Records of element boundaries:
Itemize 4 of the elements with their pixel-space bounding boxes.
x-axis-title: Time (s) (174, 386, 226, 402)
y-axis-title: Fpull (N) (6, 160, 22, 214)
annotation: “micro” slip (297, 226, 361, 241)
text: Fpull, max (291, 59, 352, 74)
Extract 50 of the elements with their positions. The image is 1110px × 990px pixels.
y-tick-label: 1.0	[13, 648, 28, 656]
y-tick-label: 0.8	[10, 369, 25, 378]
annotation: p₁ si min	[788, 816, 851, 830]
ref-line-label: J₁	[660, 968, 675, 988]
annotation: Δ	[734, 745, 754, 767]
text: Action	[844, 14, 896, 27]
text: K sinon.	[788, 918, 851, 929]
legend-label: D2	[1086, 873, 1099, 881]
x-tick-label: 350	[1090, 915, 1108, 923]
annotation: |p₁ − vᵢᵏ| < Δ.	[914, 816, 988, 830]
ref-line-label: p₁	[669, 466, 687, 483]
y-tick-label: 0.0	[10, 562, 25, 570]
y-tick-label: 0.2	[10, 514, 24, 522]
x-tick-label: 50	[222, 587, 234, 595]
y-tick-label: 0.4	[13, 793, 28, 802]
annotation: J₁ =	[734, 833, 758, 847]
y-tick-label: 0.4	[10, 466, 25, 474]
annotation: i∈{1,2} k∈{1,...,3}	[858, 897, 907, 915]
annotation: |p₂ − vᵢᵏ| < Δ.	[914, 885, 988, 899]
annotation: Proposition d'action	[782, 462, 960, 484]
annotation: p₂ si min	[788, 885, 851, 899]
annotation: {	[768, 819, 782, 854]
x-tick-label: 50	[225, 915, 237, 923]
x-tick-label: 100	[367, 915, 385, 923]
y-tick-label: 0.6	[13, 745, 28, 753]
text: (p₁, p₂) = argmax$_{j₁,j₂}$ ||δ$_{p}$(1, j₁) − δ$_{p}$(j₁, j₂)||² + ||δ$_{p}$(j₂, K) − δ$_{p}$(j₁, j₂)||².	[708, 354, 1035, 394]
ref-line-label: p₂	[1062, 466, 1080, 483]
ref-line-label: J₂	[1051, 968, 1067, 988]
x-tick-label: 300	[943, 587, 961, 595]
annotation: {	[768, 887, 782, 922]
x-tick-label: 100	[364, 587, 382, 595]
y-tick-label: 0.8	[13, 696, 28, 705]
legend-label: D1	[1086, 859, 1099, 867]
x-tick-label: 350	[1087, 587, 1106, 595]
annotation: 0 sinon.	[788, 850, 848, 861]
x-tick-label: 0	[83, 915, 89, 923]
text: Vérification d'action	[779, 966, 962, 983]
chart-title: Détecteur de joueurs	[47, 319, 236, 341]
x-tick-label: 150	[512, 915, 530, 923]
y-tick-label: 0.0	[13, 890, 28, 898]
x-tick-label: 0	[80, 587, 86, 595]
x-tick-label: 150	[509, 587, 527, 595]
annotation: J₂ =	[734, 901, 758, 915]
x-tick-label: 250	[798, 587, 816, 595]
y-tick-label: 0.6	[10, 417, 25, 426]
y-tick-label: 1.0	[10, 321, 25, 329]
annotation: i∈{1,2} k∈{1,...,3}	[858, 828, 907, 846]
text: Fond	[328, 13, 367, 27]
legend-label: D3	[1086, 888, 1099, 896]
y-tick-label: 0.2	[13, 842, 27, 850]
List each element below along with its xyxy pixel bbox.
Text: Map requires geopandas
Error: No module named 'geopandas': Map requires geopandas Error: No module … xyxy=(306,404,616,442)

→ Given exercise: Rewrite every line of the records above as a numbered list, omitting blank lines.

→ Result for this exercise:
1. Itemize 4 of the elements with their pixel-space bounding boxes.
2. x-axis-title: Time (s) (174, 386, 226, 402)
3. y-axis-title: Fpull (N) (6, 160, 22, 214)
4. annotation: “micro” slip (297, 226, 361, 241)
5. text: Fpull, max (291, 59, 352, 74)
6. Extract 50 of the elements with their positions. The image is 1110px × 990px pixels.
7. y-tick-label: 1.0	[13, 648, 28, 656]
8. y-tick-label: 0.8	[10, 369, 25, 378]
9. annotation: p₁ si min	[788, 816, 851, 830]
10. ref-line-label: J₁	[660, 968, 675, 988]
11. annotation: Δ	[734, 745, 754, 767]
12. text: Action	[844, 14, 896, 27]
13. text: K sinon.	[788, 918, 851, 929]
14. legend-label: D2	[1086, 873, 1099, 881]
15. x-tick-label: 350	[1090, 915, 1108, 923]
16. annotation: |p₁ − vᵢᵏ| < Δ.	[914, 816, 988, 830]
17. ref-line-label: p₁	[669, 466, 687, 483]
18. y-tick-label: 0.0	[10, 562, 25, 570]
19. y-tick-label: 0.2	[10, 514, 24, 522]
20. x-tick-label: 50	[222, 587, 234, 595]
21. y-tick-label: 0.4	[13, 793, 28, 802]
22. annotation: J₁ =	[734, 833, 758, 847]
23. y-tick-label: 0.4	[10, 466, 25, 474]
24. annotation: i∈{1,2} k∈{1,...,3}	[858, 897, 907, 915]
25. annotation: |p₂ − vᵢᵏ| < Δ.	[914, 885, 988, 899]
26. annotation: Proposition d'action	[782, 462, 960, 484]
27. annotation: p₂ si min	[788, 885, 851, 899]
28. annotation: {	[768, 819, 782, 854]
29. x-tick-label: 50	[225, 915, 237, 923]
30. x-tick-label: 100	[367, 915, 385, 923]
31. y-tick-label: 0.6	[13, 745, 28, 753]
32. text: (p₁, p₂) = argmax$_{j₁,j₂}$ ||δ$_{p}$(1, j₁) − δ$_{p}$(j₁, j₂)||² + ||δ$_{p}$(j₂, K) − δ$_{p}$(j₁, j₂)||².	[708, 354, 1035, 394]
33. ref-line-label: p₂	[1062, 466, 1080, 483]
34. ref-line-label: J₂	[1051, 968, 1067, 988]
35. x-tick-label: 300	[943, 587, 961, 595]
36. annotation: {	[768, 887, 782, 922]
37. x-tick-label: 100	[364, 587, 382, 595]
38. y-tick-label: 0.8	[13, 696, 28, 705]
39. legend-label: D1	[1086, 859, 1099, 867]
40. x-tick-label: 350	[1087, 587, 1106, 595]
41. annotation: 0 sinon.	[788, 850, 848, 861]
42. x-tick-label: 0	[83, 915, 89, 923]
43. text: Vérification d'action	[779, 966, 962, 983]
44. chart-title: Détecteur de joueurs	[47, 319, 236, 341]
45. x-tick-label: 150	[512, 915, 530, 923]
46. y-tick-label: 0.0	[13, 890, 28, 898]
47. x-tick-label: 0	[80, 587, 86, 595]
48. x-tick-label: 150	[509, 587, 527, 595]
49. annotation: J₂ =	[734, 901, 758, 915]
50. x-tick-label: 250	[798, 587, 816, 595]
51. y-tick-label: 0.6	[10, 417, 25, 426]
52. y-tick-label: 1.0	[10, 321, 25, 329]
53. annotation: i∈{1,2} k∈{1,...,3}	[858, 828, 907, 846]
54. text: Fond	[328, 13, 367, 27]
55. legend-label: D3	[1086, 888, 1099, 896]
56. y-tick-label: 0.2	[13, 842, 27, 850]
57. List each element below along with its xyxy pixel bbox.
58. Text: Map requires geopandas
59. Error: No module named 'geopandas': Map requires geopandas Error: No module … xyxy=(306,404,616,442)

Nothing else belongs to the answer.